■ Task objective: Which lines below hold the word "выпуск"? Copy all of them.

■ Stored rows:
+ + +

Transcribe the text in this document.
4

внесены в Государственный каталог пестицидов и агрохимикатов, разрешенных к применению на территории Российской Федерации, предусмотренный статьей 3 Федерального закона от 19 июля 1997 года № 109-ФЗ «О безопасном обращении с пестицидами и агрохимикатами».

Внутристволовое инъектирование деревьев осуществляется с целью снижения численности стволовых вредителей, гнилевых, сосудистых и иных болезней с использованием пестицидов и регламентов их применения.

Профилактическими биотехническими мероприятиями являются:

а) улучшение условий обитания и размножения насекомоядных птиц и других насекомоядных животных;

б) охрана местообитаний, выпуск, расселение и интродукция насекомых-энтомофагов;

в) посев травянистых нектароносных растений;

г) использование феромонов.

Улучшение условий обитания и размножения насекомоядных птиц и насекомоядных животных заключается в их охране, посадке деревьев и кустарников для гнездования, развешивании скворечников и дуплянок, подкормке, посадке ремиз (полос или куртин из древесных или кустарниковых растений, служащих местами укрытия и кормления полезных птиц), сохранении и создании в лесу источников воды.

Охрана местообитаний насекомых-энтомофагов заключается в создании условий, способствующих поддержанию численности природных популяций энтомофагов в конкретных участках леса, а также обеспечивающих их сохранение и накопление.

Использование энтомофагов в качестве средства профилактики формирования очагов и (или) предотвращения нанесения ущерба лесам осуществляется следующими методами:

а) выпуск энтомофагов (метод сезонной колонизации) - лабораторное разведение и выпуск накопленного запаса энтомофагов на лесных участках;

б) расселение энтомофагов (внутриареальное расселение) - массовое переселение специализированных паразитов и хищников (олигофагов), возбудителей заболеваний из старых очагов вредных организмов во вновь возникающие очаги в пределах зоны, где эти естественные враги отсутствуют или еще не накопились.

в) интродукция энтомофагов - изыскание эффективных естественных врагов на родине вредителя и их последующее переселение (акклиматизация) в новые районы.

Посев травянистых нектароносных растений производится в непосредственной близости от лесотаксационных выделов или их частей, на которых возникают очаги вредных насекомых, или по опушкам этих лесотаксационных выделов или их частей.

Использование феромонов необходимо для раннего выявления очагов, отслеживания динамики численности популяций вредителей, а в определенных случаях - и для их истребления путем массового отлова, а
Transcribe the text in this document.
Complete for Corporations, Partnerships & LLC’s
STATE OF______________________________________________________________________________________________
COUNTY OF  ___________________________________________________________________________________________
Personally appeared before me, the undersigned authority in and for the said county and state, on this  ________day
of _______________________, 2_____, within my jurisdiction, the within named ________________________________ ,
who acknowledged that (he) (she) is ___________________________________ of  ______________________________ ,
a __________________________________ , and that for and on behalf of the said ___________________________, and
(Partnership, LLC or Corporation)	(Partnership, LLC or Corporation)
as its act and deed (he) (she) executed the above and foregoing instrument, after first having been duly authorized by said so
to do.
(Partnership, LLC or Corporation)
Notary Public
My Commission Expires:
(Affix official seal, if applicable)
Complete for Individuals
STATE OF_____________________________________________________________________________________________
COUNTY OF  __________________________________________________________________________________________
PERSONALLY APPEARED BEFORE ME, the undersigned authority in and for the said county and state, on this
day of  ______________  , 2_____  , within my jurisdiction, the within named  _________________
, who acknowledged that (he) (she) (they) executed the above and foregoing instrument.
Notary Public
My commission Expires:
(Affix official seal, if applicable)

+ + +

■ Response to this task:
б) охрана местообитаний, выпуск, расселение и интродукция насекомых-энтомофагов;
а) выпуск энтомофагов (метод сезонной колонизации) - лабораторное разведение и выпуск накопленного запаса энтомофагов на лесных участках;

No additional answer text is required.